WORK INSTRUCTION 1: According to the passage on Legal Reasoning in CLAT, why is Legal Reasoning the most important subject in the exam? Answer in one or two sentences.
WORK INSTRUCTION 2:
Answer these questions from the passage on Legal Reasoning in CLAT:
(a) Who captured Mantis?
(b) In the example principle about a movie hall, what penalty applies to a person who speaks and disturbs others?
(c) How many marks does Legal Reasoning carry in CLAT?

TEXT PASSAGE:
● ● ● ●

Mantis was a petulantly impatient warrior who was prone to jumping to conclusions and making impulsive decisions. When this habit got himself captured by crocodile bandits, the long wait he was forced to endure in his cage allowed him to find the patience to play dead long enough to ambush his captors.
Our impulsiveness in jumping to conclusions in Legal Reasoning could be best described as suicidal. Only a handful are capable of enduring patience, the key in Legal Reasoning.
A very common mistake in solving Legal Reasoning questions is applying your own knowledge to the question.
Remember, via legal reasoning questions CLAT wants to check your aptitude and not your knowledge of the law.
All you need to do is to read the facts and the principle carefully and simply apply the principle to the facts. Like stated above, legal reasoning question require no prior knowledge and the questions come with a hint.
Even if the principle is obnoxious enough to blow your mind away, viz. ‘Killing somebody is a courageous act and will fetch you a Param Vir Chakra’, you must not get blown away by it. You need to stay within the strict confines of the principle and apply it to the facts in hand, without applying any prior knowledge.
The paper setters generally come up with principles which are on the fringes of reason (a good example could be; ‘any person who speaks in a movie hall and disturbs others that are watching the movie will be banned from entering any movie theater across India for one year’), followed by four options, out of which two, generally, are very close to each other. They deliberately create a situation where there would be a scope of applying outside/prior knowledge, leading to the wrong conclusion. And trust us, that scope would be very tempting as well.
Here is where you would need to understand the significance of being patient and not jump into a conclusion without introspecting the validity of the conclusion vis-a-vis the principle. Hence, Mantis, the patient Mantis, should be your role-model.
Legal Reasoning carries 50 marks in CLAT. It is the most important subject in CLAT because in case of a tie in scores, the higher scorer in Legal Reasoning will get the better rank.

● ● ● ●

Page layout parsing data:
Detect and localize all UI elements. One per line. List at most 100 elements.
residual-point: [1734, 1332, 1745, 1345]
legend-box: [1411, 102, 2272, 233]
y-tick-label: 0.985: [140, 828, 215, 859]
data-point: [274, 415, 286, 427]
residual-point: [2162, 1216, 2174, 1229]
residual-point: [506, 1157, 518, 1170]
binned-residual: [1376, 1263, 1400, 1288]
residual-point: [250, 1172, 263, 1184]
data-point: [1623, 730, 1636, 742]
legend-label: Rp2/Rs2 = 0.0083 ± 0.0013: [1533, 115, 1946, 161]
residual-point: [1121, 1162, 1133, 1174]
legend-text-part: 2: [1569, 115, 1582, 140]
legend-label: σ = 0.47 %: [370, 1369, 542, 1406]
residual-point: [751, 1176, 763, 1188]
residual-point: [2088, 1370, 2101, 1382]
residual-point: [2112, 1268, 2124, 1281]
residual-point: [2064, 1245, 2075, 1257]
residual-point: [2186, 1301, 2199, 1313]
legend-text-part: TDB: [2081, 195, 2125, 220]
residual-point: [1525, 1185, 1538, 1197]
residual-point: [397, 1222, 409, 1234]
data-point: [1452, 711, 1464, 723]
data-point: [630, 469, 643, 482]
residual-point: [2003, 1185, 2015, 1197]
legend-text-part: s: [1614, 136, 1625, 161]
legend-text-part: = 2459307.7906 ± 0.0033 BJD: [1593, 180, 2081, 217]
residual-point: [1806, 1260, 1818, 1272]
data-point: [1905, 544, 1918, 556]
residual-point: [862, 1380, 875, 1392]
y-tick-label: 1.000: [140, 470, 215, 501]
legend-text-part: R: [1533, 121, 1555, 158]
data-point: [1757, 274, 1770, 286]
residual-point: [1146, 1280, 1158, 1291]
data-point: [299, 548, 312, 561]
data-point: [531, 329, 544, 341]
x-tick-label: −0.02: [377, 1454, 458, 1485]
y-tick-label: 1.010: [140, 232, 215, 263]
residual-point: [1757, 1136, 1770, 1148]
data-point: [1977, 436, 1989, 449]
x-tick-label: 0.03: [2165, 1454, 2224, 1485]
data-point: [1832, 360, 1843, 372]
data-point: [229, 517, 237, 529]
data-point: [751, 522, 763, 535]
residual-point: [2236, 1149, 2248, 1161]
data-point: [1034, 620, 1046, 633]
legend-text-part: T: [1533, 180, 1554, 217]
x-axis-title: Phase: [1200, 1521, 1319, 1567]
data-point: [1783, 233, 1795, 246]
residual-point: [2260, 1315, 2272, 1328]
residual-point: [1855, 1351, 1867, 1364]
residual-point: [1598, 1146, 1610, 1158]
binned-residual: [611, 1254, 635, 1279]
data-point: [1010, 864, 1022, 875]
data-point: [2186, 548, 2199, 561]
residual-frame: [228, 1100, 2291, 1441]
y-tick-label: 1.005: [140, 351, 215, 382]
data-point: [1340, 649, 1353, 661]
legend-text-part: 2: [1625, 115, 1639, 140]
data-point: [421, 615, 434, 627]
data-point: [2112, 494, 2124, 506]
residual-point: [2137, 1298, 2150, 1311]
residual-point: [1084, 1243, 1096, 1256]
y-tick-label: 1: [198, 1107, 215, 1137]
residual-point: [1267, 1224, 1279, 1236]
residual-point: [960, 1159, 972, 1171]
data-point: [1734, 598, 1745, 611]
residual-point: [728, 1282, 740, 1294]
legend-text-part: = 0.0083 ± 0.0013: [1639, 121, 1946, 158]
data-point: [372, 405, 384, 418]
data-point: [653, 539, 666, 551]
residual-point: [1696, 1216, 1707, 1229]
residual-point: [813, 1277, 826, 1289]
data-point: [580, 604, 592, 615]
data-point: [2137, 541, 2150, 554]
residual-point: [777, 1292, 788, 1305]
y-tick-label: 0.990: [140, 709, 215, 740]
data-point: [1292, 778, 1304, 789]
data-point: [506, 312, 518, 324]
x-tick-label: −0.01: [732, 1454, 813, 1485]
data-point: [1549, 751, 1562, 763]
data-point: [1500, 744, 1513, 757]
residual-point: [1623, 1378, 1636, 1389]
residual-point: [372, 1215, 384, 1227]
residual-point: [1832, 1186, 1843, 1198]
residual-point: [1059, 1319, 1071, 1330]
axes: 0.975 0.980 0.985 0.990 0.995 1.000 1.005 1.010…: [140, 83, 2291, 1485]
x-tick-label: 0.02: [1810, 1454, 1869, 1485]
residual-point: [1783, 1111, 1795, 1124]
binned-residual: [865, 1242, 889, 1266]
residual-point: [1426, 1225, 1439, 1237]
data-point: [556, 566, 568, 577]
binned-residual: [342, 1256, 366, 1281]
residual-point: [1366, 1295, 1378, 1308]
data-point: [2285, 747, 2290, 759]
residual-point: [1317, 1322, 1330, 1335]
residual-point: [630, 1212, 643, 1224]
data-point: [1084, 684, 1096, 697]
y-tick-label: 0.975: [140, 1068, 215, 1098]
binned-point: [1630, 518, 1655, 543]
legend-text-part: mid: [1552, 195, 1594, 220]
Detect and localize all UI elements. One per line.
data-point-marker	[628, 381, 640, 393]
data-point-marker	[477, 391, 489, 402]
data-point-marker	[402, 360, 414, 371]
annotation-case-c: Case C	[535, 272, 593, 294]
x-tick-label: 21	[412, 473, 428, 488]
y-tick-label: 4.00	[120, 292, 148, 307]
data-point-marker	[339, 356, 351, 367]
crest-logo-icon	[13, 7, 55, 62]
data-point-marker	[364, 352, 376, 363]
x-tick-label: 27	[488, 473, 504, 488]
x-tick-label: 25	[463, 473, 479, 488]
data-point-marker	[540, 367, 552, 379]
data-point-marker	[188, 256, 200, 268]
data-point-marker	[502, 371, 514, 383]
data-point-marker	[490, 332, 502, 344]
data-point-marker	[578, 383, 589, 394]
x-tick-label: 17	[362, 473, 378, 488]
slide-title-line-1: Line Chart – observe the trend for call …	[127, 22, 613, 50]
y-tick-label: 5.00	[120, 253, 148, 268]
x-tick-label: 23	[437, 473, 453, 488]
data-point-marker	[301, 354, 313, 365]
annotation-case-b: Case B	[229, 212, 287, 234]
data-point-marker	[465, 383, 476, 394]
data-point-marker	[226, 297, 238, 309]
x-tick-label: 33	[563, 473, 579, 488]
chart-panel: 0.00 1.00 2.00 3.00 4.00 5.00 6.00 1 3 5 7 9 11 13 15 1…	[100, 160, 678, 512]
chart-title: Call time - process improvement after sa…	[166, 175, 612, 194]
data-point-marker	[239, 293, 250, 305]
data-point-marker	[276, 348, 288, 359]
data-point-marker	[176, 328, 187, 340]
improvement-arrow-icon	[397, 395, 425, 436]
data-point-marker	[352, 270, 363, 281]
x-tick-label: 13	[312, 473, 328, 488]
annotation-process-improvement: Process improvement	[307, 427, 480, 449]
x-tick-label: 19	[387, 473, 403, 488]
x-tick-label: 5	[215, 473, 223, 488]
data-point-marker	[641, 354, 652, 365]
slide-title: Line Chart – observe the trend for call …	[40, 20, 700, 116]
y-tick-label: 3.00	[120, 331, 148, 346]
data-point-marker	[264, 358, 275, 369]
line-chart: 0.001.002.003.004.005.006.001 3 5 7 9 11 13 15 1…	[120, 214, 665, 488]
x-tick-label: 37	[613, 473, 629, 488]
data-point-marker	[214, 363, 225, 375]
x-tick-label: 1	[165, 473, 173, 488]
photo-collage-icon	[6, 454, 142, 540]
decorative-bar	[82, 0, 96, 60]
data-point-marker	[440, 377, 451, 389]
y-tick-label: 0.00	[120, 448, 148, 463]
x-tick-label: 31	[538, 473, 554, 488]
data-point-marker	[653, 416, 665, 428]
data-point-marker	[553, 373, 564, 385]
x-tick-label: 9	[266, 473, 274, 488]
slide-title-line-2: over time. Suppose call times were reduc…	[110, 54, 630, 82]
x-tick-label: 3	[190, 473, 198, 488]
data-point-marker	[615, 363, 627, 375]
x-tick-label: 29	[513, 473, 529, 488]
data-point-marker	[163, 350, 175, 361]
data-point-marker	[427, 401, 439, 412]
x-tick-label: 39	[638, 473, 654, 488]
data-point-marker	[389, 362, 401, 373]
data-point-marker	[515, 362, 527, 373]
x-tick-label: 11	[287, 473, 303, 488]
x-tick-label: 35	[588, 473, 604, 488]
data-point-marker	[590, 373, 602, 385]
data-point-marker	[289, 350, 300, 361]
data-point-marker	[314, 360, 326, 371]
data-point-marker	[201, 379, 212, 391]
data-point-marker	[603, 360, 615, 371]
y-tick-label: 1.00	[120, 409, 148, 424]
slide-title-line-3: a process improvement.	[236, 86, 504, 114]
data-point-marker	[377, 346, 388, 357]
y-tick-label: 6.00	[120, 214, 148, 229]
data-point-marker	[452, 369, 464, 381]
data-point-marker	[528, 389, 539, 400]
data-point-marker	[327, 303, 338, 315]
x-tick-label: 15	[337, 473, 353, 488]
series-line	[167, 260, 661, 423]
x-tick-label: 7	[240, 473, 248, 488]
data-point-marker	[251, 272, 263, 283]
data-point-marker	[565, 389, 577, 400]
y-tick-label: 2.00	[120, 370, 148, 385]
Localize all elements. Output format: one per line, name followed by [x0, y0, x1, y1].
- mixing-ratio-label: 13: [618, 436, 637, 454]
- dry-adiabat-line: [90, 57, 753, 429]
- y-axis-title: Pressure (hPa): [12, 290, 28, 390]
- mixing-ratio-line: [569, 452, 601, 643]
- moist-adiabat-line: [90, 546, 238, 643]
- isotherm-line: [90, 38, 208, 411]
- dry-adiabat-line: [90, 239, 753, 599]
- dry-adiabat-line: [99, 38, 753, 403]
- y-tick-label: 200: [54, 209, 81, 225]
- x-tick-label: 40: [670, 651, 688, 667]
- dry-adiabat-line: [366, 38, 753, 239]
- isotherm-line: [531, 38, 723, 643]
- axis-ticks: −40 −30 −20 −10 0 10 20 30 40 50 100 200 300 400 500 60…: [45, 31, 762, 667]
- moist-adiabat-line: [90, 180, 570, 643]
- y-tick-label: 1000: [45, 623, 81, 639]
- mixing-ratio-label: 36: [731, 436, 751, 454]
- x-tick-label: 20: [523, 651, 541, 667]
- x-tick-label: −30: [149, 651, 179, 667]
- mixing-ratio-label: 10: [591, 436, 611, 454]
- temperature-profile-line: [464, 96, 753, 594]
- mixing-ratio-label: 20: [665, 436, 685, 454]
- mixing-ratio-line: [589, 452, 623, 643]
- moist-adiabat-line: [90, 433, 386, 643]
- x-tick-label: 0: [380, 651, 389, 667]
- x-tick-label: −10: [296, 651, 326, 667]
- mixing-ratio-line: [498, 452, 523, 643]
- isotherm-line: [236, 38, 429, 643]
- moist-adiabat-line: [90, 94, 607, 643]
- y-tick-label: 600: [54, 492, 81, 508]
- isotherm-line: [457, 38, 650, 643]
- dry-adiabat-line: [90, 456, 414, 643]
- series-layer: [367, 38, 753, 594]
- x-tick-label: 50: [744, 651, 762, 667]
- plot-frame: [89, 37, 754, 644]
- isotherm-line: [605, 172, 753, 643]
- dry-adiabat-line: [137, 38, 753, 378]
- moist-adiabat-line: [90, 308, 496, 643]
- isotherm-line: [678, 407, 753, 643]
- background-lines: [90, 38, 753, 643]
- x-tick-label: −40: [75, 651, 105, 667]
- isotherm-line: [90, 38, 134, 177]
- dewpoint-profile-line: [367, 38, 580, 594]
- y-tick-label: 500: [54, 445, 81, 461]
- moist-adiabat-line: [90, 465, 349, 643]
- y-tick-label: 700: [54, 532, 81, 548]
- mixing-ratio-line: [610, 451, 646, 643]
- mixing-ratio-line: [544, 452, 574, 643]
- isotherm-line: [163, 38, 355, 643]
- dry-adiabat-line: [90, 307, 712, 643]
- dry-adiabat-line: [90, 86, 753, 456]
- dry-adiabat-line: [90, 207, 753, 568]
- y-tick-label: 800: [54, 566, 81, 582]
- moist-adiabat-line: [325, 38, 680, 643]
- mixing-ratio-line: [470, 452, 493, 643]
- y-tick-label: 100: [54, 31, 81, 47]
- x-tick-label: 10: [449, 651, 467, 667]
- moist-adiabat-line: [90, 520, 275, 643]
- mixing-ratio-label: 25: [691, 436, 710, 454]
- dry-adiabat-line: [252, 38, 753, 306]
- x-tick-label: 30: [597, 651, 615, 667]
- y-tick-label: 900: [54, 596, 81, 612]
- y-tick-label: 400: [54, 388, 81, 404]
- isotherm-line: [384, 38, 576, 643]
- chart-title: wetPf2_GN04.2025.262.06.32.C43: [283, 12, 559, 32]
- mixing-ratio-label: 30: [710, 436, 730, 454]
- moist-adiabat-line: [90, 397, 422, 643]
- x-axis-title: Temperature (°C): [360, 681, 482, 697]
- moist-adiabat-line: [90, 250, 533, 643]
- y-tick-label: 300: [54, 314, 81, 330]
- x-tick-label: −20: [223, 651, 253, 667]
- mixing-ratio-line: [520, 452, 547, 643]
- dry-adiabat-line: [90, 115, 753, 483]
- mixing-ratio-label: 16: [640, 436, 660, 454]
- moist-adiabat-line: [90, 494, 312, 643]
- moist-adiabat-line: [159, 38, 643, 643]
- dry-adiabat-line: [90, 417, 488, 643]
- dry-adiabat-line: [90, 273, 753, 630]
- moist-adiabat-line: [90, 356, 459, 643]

● ● ● ●

RESPONSE BOX 1: Legal Reasoning is the most important subject because it breaks ties. When two candidates have the same score, the one with the higher Legal Reasoning score gets the better rank.

RESPONSE BOX 2:
(a) Crocodile bandits captured Mantis.
(b) The person is banned from entering any movie theater across India for one year.
(c) It carries 50 marks.